Document page transcription items

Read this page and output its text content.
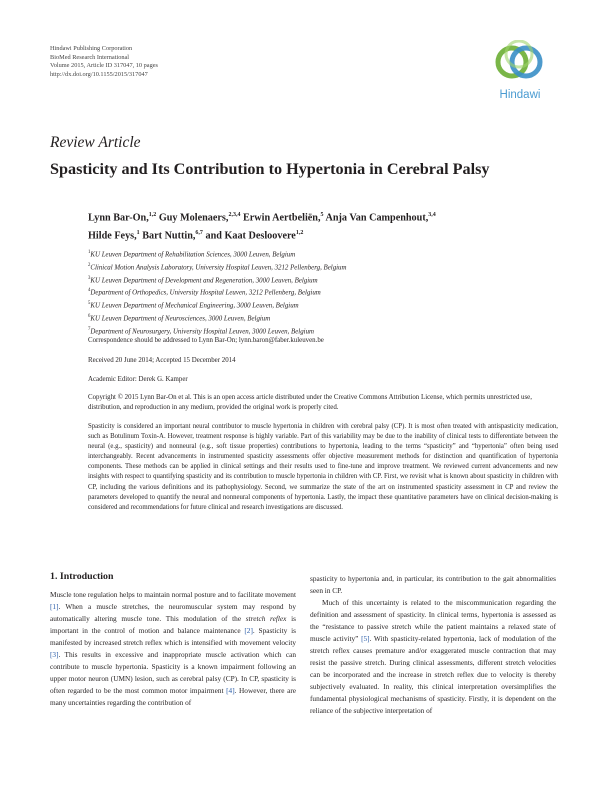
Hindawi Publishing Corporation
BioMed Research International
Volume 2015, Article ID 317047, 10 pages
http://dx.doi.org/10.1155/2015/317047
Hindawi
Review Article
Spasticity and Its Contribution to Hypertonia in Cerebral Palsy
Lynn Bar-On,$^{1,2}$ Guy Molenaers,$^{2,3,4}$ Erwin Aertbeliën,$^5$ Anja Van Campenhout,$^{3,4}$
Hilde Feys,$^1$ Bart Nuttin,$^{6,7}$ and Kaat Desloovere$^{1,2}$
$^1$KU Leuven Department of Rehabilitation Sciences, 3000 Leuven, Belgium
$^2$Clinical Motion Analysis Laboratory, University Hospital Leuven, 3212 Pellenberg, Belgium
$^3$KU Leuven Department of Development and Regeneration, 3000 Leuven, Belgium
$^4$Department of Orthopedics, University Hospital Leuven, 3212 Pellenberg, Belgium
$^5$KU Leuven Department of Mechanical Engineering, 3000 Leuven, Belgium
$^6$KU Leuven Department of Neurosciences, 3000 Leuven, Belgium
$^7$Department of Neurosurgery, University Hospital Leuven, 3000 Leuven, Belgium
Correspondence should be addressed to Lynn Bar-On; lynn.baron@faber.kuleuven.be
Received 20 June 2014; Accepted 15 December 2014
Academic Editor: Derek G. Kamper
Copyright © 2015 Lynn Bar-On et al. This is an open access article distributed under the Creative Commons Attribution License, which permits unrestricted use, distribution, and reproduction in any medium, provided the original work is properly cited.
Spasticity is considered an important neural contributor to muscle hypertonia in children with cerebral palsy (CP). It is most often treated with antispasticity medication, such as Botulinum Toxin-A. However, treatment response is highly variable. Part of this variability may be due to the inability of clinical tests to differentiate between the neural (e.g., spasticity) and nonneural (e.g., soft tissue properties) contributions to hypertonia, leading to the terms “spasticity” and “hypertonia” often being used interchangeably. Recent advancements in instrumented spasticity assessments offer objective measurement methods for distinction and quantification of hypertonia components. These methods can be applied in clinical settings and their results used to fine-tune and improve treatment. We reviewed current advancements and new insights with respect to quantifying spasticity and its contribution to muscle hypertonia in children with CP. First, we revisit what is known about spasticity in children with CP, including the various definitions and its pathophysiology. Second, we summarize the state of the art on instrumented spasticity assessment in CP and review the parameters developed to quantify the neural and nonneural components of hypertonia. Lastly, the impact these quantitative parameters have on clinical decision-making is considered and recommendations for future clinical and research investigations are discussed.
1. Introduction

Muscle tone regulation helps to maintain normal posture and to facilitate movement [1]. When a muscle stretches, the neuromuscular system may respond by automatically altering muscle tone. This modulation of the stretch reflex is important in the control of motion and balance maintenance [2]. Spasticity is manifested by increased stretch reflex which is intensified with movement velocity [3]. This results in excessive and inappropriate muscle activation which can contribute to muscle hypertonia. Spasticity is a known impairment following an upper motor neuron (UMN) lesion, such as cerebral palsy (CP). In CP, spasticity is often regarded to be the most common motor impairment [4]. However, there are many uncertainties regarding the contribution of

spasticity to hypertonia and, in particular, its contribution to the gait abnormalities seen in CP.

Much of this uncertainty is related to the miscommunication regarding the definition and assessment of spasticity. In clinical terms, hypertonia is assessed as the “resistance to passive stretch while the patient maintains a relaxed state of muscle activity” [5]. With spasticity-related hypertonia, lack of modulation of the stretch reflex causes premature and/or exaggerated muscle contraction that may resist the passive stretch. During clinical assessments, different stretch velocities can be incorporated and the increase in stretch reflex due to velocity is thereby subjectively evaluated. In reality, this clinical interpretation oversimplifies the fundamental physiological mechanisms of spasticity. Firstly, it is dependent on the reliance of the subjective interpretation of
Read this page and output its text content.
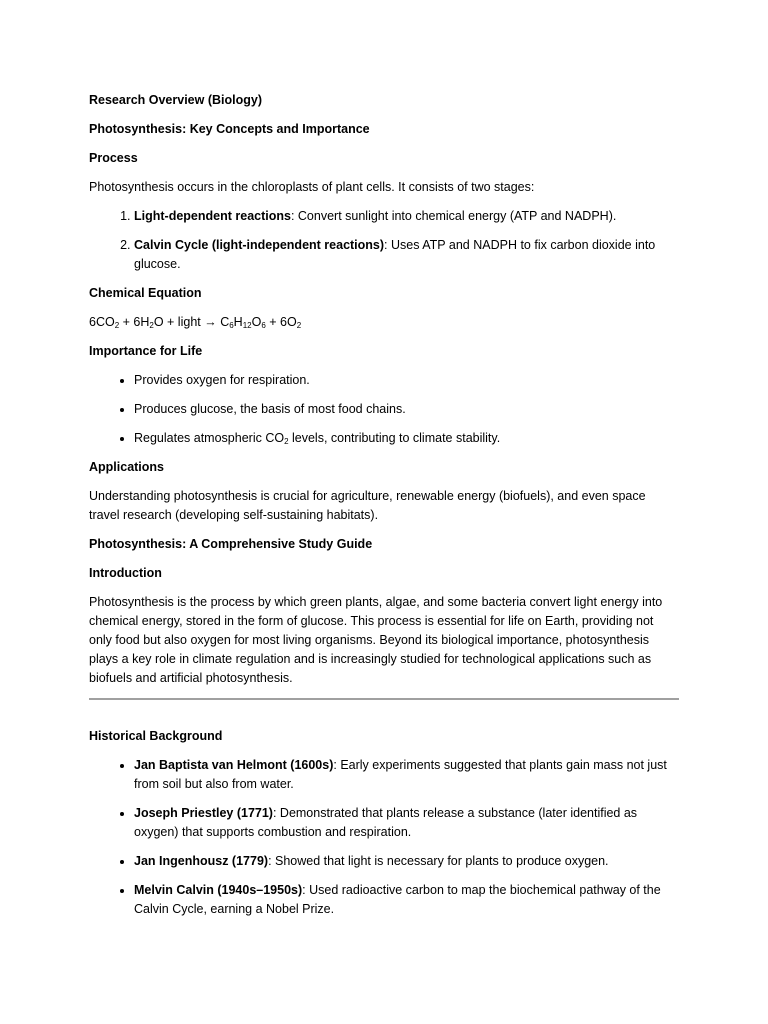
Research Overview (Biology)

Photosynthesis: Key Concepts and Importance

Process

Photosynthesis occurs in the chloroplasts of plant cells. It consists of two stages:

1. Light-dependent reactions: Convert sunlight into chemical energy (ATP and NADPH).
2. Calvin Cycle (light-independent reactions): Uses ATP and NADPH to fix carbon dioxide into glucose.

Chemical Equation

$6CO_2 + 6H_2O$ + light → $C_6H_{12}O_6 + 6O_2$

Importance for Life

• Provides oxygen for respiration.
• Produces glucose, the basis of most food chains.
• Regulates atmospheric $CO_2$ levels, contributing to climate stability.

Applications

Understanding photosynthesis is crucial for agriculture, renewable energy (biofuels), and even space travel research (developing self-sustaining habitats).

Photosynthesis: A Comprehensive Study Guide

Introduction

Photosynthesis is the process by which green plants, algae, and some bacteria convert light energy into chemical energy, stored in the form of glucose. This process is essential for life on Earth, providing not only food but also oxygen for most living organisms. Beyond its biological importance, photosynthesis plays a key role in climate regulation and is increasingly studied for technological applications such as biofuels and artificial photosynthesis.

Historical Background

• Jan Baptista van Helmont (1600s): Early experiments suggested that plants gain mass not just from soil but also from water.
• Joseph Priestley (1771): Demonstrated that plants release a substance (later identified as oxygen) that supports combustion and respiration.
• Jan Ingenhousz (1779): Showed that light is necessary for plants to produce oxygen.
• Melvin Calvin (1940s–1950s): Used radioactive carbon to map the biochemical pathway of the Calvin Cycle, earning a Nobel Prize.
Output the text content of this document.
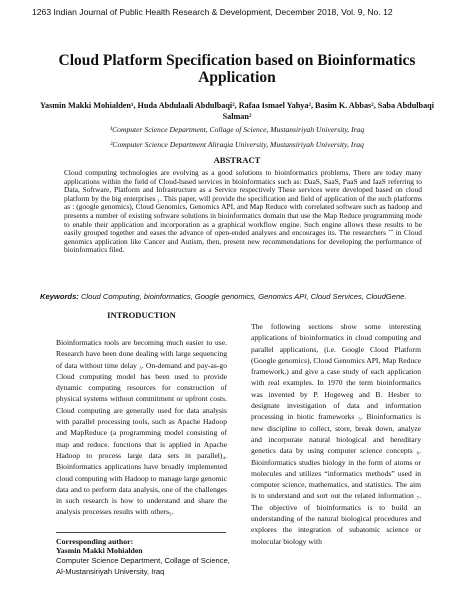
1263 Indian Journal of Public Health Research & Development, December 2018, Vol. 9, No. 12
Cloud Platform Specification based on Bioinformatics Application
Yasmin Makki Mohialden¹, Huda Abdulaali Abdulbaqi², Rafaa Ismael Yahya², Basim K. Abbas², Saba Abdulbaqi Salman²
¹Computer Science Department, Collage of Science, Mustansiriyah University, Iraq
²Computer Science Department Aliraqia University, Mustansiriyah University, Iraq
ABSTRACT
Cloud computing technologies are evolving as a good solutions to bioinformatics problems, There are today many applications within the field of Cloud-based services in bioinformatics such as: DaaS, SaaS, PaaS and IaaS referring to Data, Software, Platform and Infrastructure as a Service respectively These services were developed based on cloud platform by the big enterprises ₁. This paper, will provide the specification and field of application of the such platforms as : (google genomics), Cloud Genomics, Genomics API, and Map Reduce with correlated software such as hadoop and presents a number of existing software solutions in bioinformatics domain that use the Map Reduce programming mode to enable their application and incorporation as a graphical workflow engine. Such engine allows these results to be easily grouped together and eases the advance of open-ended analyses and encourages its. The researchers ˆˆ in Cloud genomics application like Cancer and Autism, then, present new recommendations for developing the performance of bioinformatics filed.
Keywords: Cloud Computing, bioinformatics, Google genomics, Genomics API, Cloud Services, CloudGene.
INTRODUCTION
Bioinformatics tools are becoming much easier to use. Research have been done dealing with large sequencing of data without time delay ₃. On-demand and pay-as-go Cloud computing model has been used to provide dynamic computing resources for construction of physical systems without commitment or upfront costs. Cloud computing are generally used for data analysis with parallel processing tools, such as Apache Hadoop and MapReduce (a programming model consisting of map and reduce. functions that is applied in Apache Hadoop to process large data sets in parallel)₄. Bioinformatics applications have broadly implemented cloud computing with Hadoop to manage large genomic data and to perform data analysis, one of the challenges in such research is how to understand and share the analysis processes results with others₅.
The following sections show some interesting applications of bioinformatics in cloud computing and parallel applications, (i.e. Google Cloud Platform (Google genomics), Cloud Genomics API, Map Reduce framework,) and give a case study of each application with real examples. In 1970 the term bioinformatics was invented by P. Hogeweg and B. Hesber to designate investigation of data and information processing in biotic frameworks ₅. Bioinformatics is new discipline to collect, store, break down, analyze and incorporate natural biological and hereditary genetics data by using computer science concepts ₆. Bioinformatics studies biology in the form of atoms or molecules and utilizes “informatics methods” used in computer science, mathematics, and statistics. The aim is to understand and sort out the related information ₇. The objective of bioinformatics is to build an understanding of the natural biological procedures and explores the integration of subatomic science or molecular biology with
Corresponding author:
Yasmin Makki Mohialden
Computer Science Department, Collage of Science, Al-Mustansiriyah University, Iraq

INSTRUCTIONS FOR THE TASK:
Search each line of the data above for "NADPH", and copy the lines where it occurs.

YOUR SOLUTION:
1. Light-dependent reactions: Convert sunlight into chemical energy (ATP and NADPH).
2. Calvin Cycle (light-independent reactions): Uses ATP and NADPH to fix carbon dioxide into glucose.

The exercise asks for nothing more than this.